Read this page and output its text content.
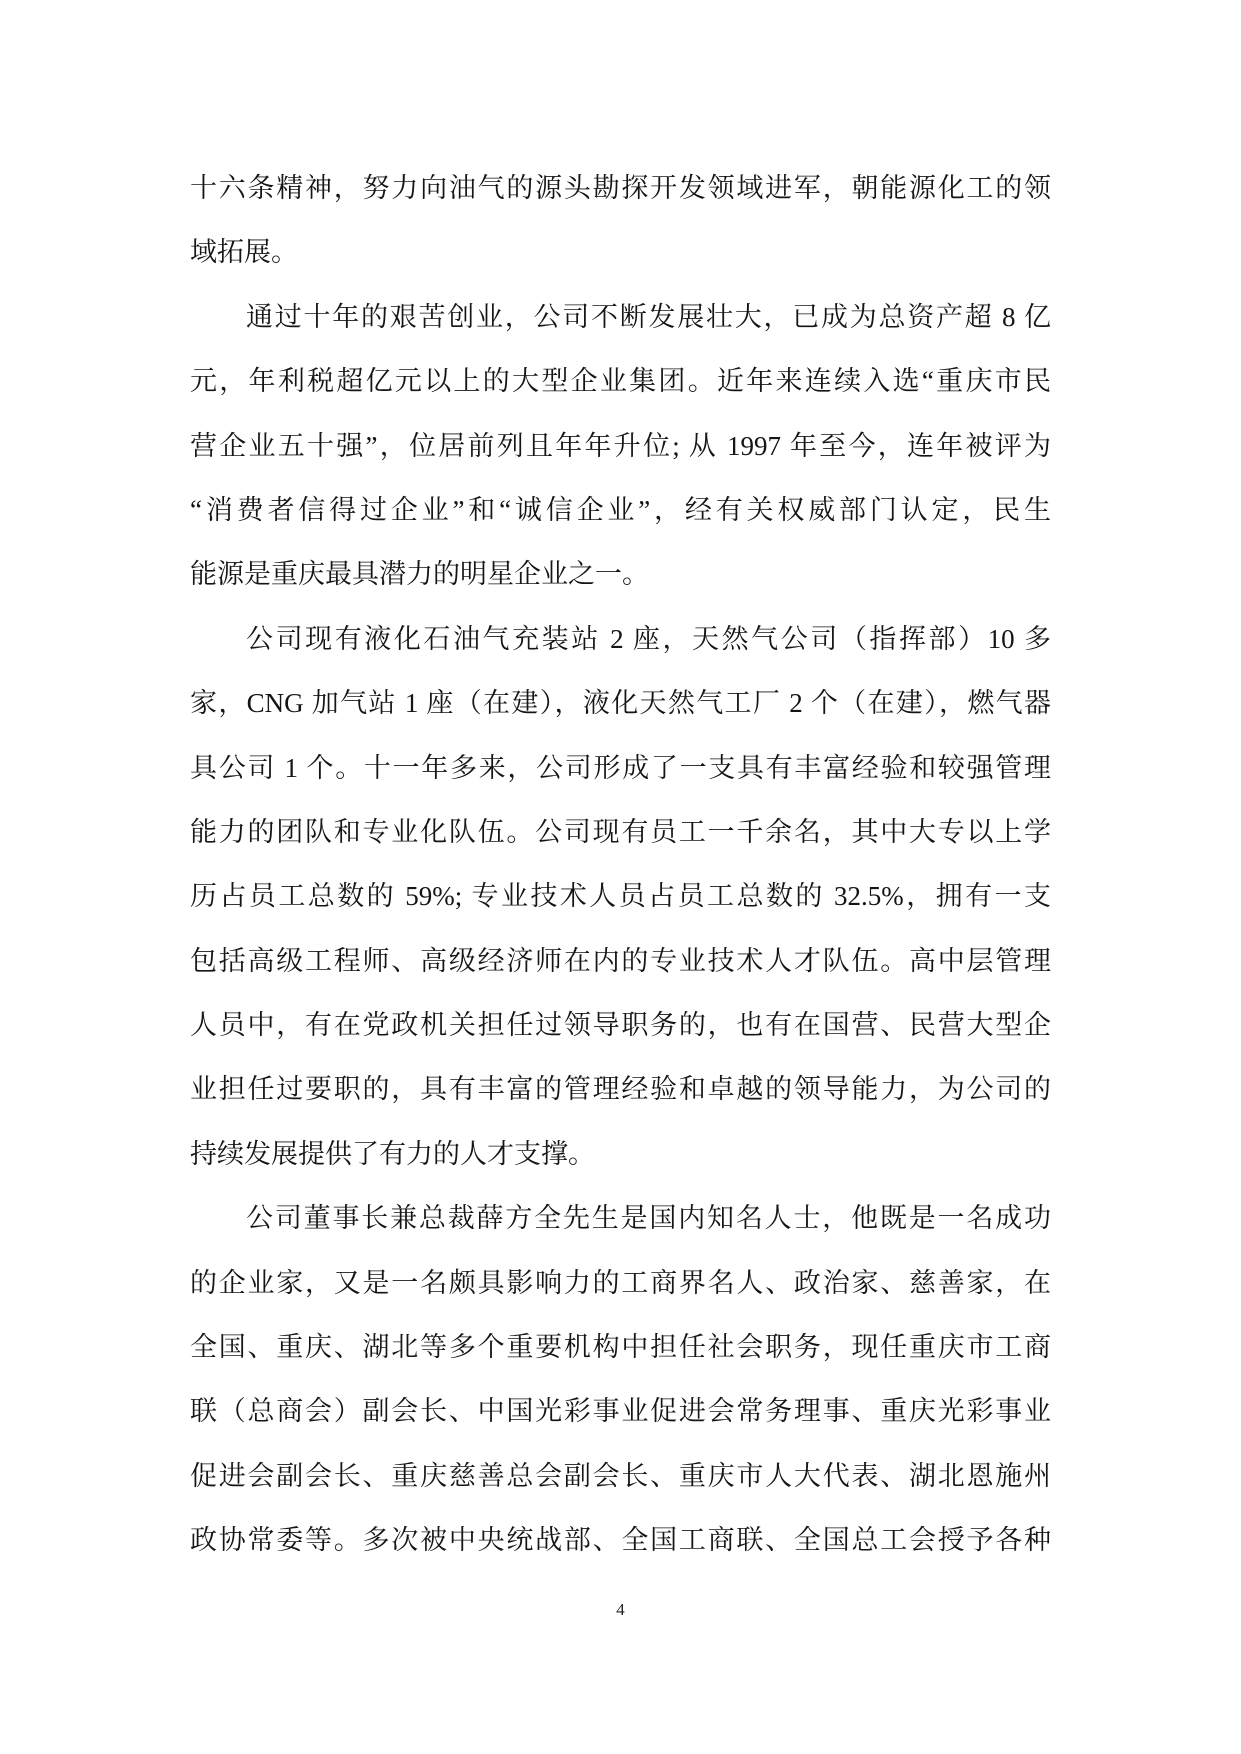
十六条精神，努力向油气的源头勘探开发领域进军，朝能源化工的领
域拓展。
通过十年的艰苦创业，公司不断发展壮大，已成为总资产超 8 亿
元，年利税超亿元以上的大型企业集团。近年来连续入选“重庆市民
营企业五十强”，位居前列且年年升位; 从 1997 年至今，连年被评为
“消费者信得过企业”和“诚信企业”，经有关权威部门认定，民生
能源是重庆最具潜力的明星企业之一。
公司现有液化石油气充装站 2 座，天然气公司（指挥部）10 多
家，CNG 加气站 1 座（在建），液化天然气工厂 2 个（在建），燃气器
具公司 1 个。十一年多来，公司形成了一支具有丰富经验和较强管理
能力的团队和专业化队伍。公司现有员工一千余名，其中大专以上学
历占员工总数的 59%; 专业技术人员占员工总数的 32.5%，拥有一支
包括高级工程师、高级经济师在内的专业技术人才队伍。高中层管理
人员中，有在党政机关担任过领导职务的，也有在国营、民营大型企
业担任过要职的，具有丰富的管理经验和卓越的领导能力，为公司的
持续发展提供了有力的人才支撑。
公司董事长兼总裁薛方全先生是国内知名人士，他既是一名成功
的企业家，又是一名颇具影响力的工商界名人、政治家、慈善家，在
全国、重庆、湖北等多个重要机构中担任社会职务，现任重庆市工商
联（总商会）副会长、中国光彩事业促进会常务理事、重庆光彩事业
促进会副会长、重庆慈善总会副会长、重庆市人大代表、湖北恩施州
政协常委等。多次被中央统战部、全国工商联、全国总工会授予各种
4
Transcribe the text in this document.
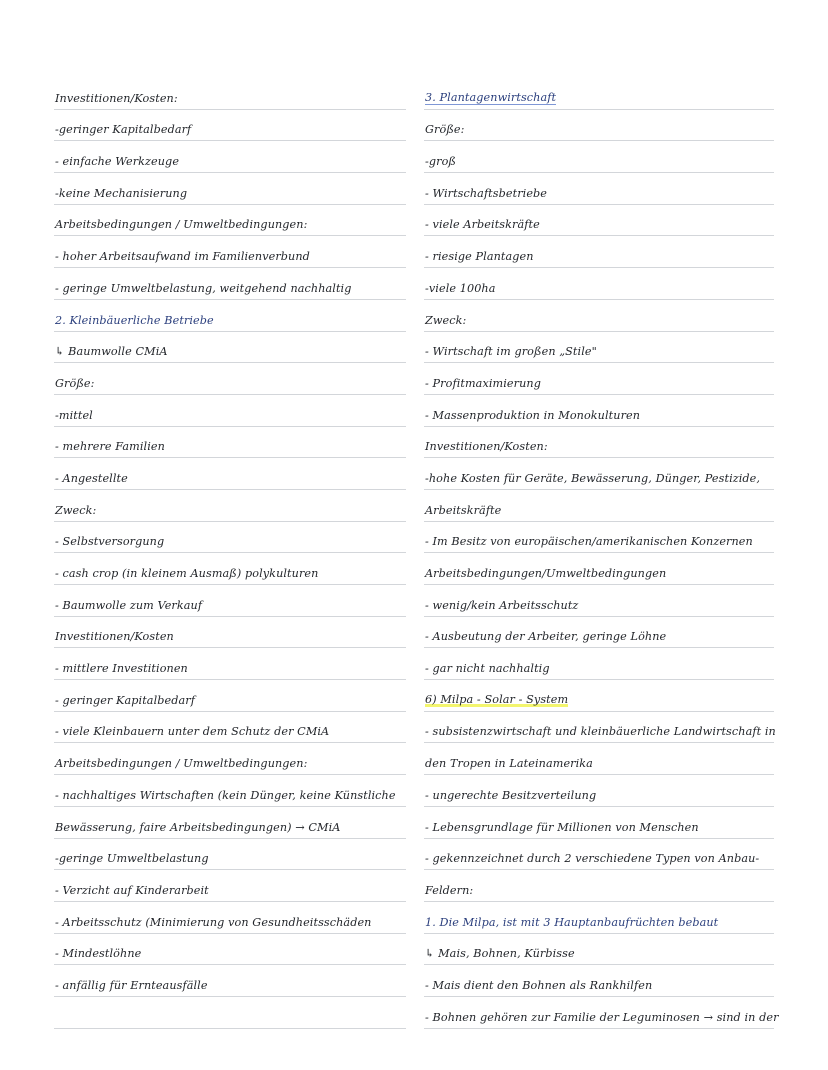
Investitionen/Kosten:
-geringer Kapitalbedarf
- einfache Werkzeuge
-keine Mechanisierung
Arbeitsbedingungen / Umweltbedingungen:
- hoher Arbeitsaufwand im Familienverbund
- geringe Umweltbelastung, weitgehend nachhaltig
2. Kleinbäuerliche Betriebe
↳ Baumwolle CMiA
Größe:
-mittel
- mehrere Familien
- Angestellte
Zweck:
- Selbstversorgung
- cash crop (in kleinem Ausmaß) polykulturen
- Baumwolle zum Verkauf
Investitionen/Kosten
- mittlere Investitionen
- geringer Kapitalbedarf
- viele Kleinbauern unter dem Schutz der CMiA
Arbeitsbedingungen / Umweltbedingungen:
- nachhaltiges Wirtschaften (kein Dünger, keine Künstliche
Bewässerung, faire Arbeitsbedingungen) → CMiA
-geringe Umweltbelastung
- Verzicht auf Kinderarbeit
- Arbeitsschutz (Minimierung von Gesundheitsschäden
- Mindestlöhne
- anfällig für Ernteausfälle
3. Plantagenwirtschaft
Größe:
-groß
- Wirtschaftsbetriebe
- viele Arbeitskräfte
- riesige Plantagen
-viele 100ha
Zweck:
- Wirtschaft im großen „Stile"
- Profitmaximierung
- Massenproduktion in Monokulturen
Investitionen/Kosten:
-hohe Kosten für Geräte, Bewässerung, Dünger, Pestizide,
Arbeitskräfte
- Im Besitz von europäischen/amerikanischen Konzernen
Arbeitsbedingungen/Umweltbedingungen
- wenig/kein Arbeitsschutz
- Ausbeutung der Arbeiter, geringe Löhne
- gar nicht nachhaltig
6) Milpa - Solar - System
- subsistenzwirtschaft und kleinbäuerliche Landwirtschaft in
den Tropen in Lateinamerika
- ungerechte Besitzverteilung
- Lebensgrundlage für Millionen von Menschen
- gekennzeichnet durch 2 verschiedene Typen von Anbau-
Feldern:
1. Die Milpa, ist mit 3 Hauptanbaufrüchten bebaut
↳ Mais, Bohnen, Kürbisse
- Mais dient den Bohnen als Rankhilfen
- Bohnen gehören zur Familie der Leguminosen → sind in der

::::

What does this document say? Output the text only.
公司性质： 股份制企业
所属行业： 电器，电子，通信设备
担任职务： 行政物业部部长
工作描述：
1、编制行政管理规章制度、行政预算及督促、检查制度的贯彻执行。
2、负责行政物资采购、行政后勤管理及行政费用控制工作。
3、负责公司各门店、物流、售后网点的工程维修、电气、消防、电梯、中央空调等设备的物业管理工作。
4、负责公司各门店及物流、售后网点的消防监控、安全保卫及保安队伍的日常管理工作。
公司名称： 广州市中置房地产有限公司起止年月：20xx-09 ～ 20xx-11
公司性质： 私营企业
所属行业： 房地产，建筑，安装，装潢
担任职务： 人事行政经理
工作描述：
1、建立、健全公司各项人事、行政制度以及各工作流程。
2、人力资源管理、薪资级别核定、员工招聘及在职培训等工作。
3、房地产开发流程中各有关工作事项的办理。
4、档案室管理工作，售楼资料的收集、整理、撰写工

::::

WHAT THE TASK REQUIRES: Return only the number of lines in the data that contain "Arbeitsbedingungen".

REPLY TO THE TASK: 4